(Stored data entries)

.....

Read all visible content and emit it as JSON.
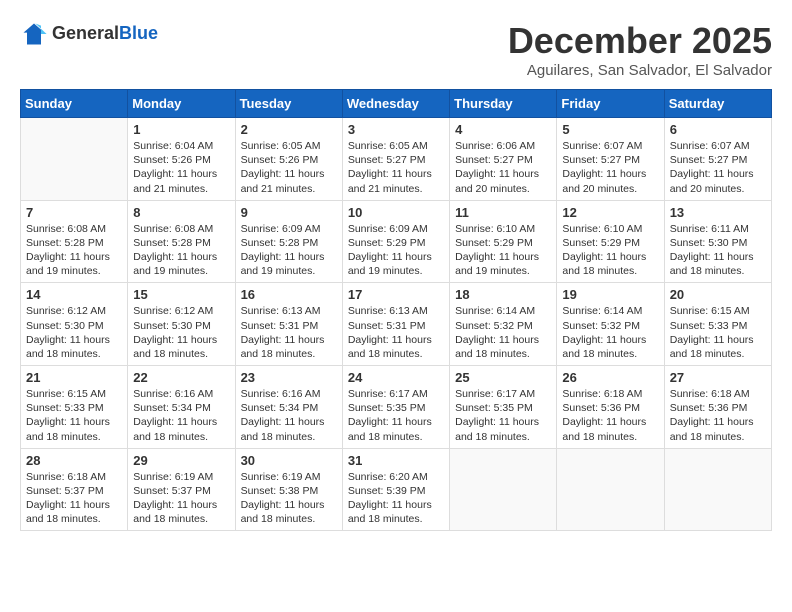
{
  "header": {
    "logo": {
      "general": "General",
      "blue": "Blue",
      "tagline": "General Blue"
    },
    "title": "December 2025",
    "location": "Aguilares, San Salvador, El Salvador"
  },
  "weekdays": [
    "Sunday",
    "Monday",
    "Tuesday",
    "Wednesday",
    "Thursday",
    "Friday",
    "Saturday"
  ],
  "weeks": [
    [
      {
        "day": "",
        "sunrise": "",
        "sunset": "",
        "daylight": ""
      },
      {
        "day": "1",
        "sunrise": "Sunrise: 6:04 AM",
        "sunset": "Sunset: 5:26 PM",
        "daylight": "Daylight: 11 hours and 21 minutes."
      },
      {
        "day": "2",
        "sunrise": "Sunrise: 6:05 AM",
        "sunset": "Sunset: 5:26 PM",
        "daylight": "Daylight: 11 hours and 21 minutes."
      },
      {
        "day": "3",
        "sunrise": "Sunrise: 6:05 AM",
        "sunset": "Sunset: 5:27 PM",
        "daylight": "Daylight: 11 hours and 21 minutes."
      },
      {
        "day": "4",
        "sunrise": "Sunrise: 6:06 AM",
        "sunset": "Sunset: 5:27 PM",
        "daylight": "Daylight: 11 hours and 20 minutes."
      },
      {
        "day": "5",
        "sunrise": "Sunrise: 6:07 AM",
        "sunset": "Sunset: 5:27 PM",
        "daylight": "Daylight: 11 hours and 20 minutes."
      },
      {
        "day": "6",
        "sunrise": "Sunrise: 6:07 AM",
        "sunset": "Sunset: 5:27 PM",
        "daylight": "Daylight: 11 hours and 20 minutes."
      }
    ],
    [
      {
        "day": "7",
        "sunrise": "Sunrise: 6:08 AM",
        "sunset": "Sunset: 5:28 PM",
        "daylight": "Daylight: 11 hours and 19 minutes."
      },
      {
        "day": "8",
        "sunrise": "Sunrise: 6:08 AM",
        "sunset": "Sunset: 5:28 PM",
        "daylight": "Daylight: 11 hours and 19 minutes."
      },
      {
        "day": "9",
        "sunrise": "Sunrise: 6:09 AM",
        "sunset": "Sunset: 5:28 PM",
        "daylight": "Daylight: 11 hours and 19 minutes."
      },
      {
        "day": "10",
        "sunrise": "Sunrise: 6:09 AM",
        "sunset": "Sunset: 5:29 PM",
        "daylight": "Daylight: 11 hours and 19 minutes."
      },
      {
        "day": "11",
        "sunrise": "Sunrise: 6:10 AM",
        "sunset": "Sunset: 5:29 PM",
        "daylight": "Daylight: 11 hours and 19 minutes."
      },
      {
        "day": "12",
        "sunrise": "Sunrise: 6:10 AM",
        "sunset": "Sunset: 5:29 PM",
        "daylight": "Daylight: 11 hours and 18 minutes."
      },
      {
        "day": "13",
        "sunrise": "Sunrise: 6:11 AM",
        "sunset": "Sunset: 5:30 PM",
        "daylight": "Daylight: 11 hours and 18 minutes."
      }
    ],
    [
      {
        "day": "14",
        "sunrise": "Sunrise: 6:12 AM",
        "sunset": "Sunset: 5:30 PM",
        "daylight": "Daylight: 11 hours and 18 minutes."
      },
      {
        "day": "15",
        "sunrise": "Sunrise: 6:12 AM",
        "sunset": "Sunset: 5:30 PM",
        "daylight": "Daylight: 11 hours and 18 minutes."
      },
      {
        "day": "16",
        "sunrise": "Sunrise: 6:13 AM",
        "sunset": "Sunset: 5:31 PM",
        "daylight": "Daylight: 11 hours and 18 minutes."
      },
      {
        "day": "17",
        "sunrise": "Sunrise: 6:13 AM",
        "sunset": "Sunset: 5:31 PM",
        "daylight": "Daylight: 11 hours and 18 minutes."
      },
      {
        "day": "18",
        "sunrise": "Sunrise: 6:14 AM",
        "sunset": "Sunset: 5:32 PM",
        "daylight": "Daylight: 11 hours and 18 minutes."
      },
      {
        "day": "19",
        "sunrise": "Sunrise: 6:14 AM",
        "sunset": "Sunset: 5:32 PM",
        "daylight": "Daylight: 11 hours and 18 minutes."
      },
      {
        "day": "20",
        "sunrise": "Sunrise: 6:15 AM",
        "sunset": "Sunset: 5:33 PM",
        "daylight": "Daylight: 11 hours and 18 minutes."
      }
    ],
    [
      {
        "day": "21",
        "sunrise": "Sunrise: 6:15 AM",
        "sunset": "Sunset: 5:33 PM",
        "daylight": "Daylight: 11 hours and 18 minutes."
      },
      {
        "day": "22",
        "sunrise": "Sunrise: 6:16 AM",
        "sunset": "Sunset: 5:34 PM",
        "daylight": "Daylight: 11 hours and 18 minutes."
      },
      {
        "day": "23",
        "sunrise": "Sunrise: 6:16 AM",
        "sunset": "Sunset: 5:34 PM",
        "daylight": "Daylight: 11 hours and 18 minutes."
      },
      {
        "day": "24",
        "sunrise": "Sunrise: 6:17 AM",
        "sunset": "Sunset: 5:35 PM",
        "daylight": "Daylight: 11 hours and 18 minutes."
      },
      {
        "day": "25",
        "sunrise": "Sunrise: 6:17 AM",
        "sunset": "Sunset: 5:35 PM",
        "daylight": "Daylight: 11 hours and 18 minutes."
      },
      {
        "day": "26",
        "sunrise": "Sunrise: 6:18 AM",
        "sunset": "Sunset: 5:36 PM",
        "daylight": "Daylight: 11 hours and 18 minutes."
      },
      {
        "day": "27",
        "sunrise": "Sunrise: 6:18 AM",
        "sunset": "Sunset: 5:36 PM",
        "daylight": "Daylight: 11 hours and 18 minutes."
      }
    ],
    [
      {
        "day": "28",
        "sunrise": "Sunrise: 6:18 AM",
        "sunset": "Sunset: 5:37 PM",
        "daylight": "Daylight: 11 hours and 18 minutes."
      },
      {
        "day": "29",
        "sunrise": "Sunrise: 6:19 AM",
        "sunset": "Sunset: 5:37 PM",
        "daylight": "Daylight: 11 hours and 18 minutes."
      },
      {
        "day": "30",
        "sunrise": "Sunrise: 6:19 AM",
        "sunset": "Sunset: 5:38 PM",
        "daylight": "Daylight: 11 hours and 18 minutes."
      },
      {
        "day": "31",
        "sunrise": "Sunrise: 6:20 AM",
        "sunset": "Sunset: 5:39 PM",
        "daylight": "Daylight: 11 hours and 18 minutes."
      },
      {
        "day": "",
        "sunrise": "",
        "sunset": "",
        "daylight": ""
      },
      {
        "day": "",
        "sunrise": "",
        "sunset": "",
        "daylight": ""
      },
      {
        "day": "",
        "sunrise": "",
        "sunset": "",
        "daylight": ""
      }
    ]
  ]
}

.....

▶ _INSTRUCTION_:
Print each of the records above exactly as written, leaving no picture in the copy.

▶ _REPLY TO THE TASK_:
Read all visible content and emit it as JSON.
{
  "header": {
    "logo": {
      "general": "General",
      "blue": "Blue",
      "tagline": "General Blue"
    },
    "title": "December 2025",
    "location": "Aguilares, San Salvador, El Salvador"
  },
  "weekdays": [
    "Sunday",
    "Monday",
    "Tuesday",
    "Wednesday",
    "Thursday",
    "Friday",
    "Saturday"
  ],
  "weeks": [
    [
      {
        "day": "",
        "sunrise": "",
        "sunset": "",
        "daylight": ""
      },
      {
        "day": "1",
        "sunrise": "Sunrise: 6:04 AM",
        "sunset": "Sunset: 5:26 PM",
        "daylight": "Daylight: 11 hours and 21 minutes."
      },
      {
        "day": "2",
        "sunrise": "Sunrise: 6:05 AM",
        "sunset": "Sunset: 5:26 PM",
        "daylight": "Daylight: 11 hours and 21 minutes."
      },
      {
        "day": "3",
        "sunrise": "Sunrise: 6:05 AM",
        "sunset": "Sunset: 5:27 PM",
        "daylight": "Daylight: 11 hours and 21 minutes."
      },
      {
        "day": "4",
        "sunrise": "Sunrise: 6:06 AM",
        "sunset": "Sunset: 5:27 PM",
        "daylight": "Daylight: 11 hours and 20 minutes."
      },
      {
        "day": "5",
        "sunrise": "Sunrise: 6:07 AM",
        "sunset": "Sunset: 5:27 PM",
        "daylight": "Daylight: 11 hours and 20 minutes."
      },
      {
        "day": "6",
        "sunrise": "Sunrise: 6:07 AM",
        "sunset": "Sunset: 5:27 PM",
        "daylight": "Daylight: 11 hours and 20 minutes."
      }
    ],
    [
      {
        "day": "7",
        "sunrise": "Sunrise: 6:08 AM",
        "sunset": "Sunset: 5:28 PM",
        "daylight": "Daylight: 11 hours and 19 minutes."
      },
      {
        "day": "8",
        "sunrise": "Sunrise: 6:08 AM",
        "sunset": "Sunset: 5:28 PM",
        "daylight": "Daylight: 11 hours and 19 minutes."
      },
      {
        "day": "9",
        "sunrise": "Sunrise: 6:09 AM",
        "sunset": "Sunset: 5:28 PM",
        "daylight": "Daylight: 11 hours and 19 minutes."
      },
      {
        "day": "10",
        "sunrise": "Sunrise: 6:09 AM",
        "sunset": "Sunset: 5:29 PM",
        "daylight": "Daylight: 11 hours and 19 minutes."
      },
      {
        "day": "11",
        "sunrise": "Sunrise: 6:10 AM",
        "sunset": "Sunset: 5:29 PM",
        "daylight": "Daylight: 11 hours and 19 minutes."
      },
      {
        "day": "12",
        "sunrise": "Sunrise: 6:10 AM",
        "sunset": "Sunset: 5:29 PM",
        "daylight": "Daylight: 11 hours and 18 minutes."
      },
      {
        "day": "13",
        "sunrise": "Sunrise: 6:11 AM",
        "sunset": "Sunset: 5:30 PM",
        "daylight": "Daylight: 11 hours and 18 minutes."
      }
    ],
    [
      {
        "day": "14",
        "sunrise": "Sunrise: 6:12 AM",
        "sunset": "Sunset: 5:30 PM",
        "daylight": "Daylight: 11 hours and 18 minutes."
      },
      {
        "day": "15",
        "sunrise": "Sunrise: 6:12 AM",
        "sunset": "Sunset: 5:30 PM",
        "daylight": "Daylight: 11 hours and 18 minutes."
      },
      {
        "day": "16",
        "sunrise": "Sunrise: 6:13 AM",
        "sunset": "Sunset: 5:31 PM",
        "daylight": "Daylight: 11 hours and 18 minutes."
      },
      {
        "day": "17",
        "sunrise": "Sunrise: 6:13 AM",
        "sunset": "Sunset: 5:31 PM",
        "daylight": "Daylight: 11 hours and 18 minutes."
      },
      {
        "day": "18",
        "sunrise": "Sunrise: 6:14 AM",
        "sunset": "Sunset: 5:32 PM",
        "daylight": "Daylight: 11 hours and 18 minutes."
      },
      {
        "day": "19",
        "sunrise": "Sunrise: 6:14 AM",
        "sunset": "Sunset: 5:32 PM",
        "daylight": "Daylight: 11 hours and 18 minutes."
      },
      {
        "day": "20",
        "sunrise": "Sunrise: 6:15 AM",
        "sunset": "Sunset: 5:33 PM",
        "daylight": "Daylight: 11 hours and 18 minutes."
      }
    ],
    [
      {
        "day": "21",
        "sunrise": "Sunrise: 6:15 AM",
        "sunset": "Sunset: 5:33 PM",
        "daylight": "Daylight: 11 hours and 18 minutes."
      },
      {
        "day": "22",
        "sunrise": "Sunrise: 6:16 AM",
        "sunset": "Sunset: 5:34 PM",
        "daylight": "Daylight: 11 hours and 18 minutes."
      },
      {
        "day": "23",
        "sunrise": "Sunrise: 6:16 AM",
        "sunset": "Sunset: 5:34 PM",
        "daylight": "Daylight: 11 hours and 18 minutes."
      },
      {
        "day": "24",
        "sunrise": "Sunrise: 6:17 AM",
        "sunset": "Sunset: 5:35 PM",
        "daylight": "Daylight: 11 hours and 18 minutes."
      },
      {
        "day": "25",
        "sunrise": "Sunrise: 6:17 AM",
        "sunset": "Sunset: 5:35 PM",
        "daylight": "Daylight: 11 hours and 18 minutes."
      },
      {
        "day": "26",
        "sunrise": "Sunrise: 6:18 AM",
        "sunset": "Sunset: 5:36 PM",
        "daylight": "Daylight: 11 hours and 18 minutes."
      },
      {
        "day": "27",
        "sunrise": "Sunrise: 6:18 AM",
        "sunset": "Sunset: 5:36 PM",
        "daylight": "Daylight: 11 hours and 18 minutes."
      }
    ],
    [
      {
        "day": "28",
        "sunrise": "Sunrise: 6:18 AM",
        "sunset": "Sunset: 5:37 PM",
        "daylight": "Daylight: 11 hours and 18 minutes."
      },
      {
        "day": "29",
        "sunrise": "Sunrise: 6:19 AM",
        "sunset": "Sunset: 5:37 PM",
        "daylight": "Daylight: 11 hours and 18 minutes."
      },
      {
        "day": "30",
        "sunrise": "Sunrise: 6:19 AM",
        "sunset": "Sunset: 5:38 PM",
        "daylight": "Daylight: 11 hours and 18 minutes."
      },
      {
        "day": "31",
        "sunrise": "Sunrise: 6:20 AM",
        "sunset": "Sunset: 5:39 PM",
        "daylight": "Daylight: 11 hours and 18 minutes."
      },
      {
        "day": "",
        "sunrise": "",
        "sunset": "",
        "daylight": ""
      },
      {
        "day": "",
        "sunrise": "",
        "sunset": "",
        "daylight": ""
      },
      {
        "day": "",
        "sunrise": "",
        "sunset": "",
        "daylight": ""
      }
    ]
  ]
}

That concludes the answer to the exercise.